**PROBLEM TO WORK ON:** Exclude the pictures and reproduce the remaining data exactly as written.
_ _ _ _ _ _ _
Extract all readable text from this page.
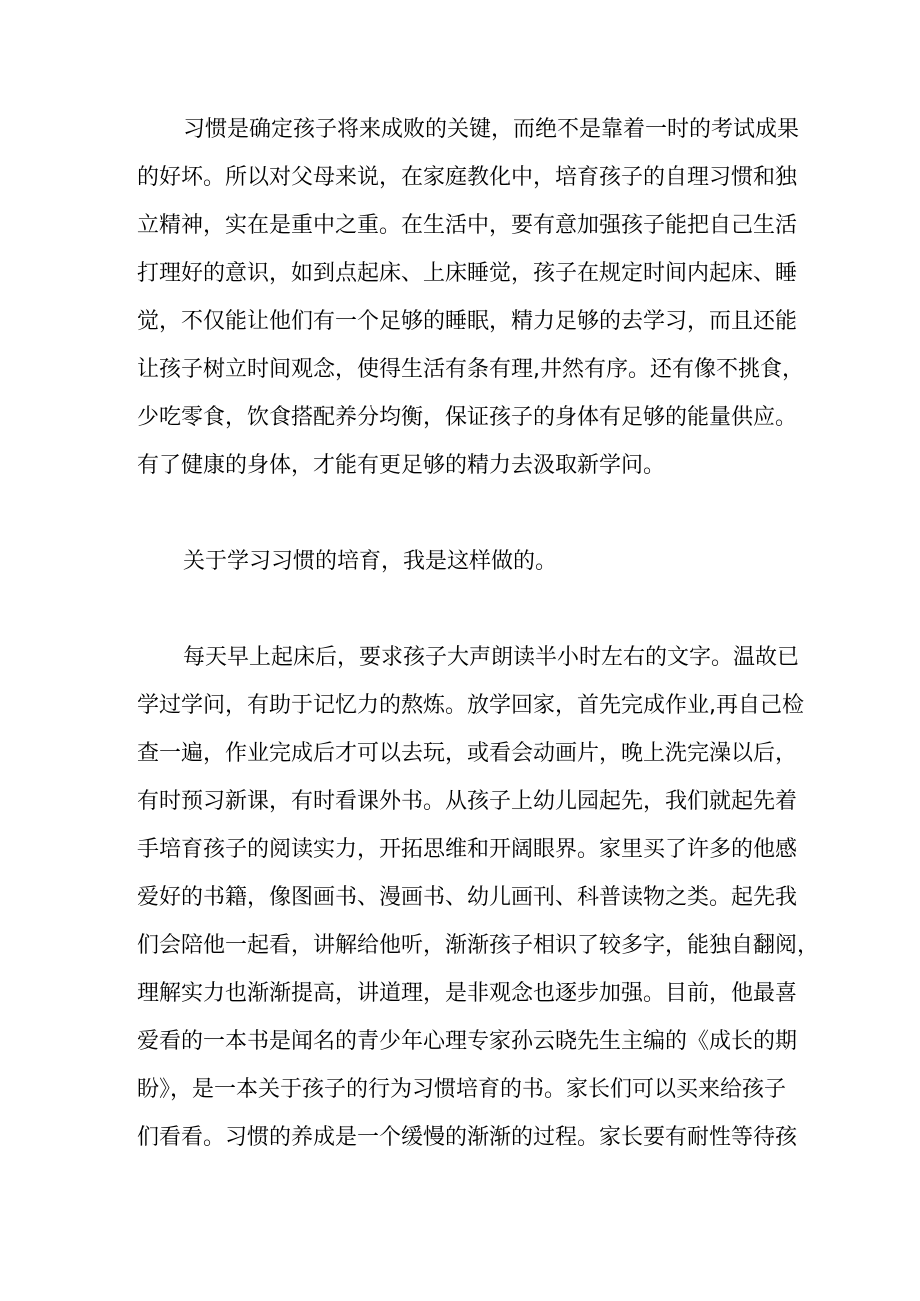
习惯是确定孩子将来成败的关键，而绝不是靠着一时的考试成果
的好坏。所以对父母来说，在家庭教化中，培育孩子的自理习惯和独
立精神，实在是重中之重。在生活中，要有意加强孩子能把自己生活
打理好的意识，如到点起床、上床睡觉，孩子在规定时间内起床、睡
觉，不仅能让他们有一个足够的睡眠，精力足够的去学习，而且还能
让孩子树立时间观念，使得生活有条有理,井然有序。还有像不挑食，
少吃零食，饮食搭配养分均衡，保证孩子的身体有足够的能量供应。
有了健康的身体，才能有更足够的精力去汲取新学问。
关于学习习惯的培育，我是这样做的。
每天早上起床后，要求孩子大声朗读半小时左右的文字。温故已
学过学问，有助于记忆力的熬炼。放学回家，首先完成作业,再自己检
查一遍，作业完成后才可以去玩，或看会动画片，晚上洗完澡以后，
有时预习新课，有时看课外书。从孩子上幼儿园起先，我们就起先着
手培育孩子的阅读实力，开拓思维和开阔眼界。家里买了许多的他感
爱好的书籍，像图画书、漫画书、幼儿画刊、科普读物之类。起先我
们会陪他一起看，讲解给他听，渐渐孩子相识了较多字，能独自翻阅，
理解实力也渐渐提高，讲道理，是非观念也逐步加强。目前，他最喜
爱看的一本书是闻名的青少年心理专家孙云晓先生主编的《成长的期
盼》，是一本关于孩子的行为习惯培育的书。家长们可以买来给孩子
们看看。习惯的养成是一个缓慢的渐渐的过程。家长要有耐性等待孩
_ _ _ _ _ _ _
**ANSWER TO THE EXERCISE:**
Extract all readable text from this page.
习惯是确定孩子将来成败的关键，而绝不是靠着一时的考试成果
的好坏。所以对父母来说，在家庭教化中，培育孩子的自理习惯和独
立精神，实在是重中之重。在生活中，要有意加强孩子能把自己生活
打理好的意识，如到点起床、上床睡觉，孩子在规定时间内起床、睡
觉，不仅能让他们有一个足够的睡眠，精力足够的去学习，而且还能
让孩子树立时间观念，使得生活有条有理,井然有序。还有像不挑食，
少吃零食，饮食搭配养分均衡，保证孩子的身体有足够的能量供应。
有了健康的身体，才能有更足够的精力去汲取新学问。
关于学习习惯的培育，我是这样做的。
每天早上起床后，要求孩子大声朗读半小时左右的文字。温故已
学过学问，有助于记忆力的熬炼。放学回家，首先完成作业,再自己检
查一遍，作业完成后才可以去玩，或看会动画片，晚上洗完澡以后，
有时预习新课，有时看课外书。从孩子上幼儿园起先，我们就起先着
手培育孩子的阅读实力，开拓思维和开阔眼界。家里买了许多的他感
爱好的书籍，像图画书、漫画书、幼儿画刊、科普读物之类。起先我
们会陪他一起看，讲解给他听，渐渐孩子相识了较多字，能独自翻阅，
理解实力也渐渐提高，讲道理，是非观念也逐步加强。目前，他最喜
爱看的一本书是闻名的青少年心理专家孙云晓先生主编的《成长的期
盼》，是一本关于孩子的行为习惯培育的书。家长们可以买来给孩子
们看看。习惯的养成是一个缓慢的渐渐的过程。家长要有耐性等待孩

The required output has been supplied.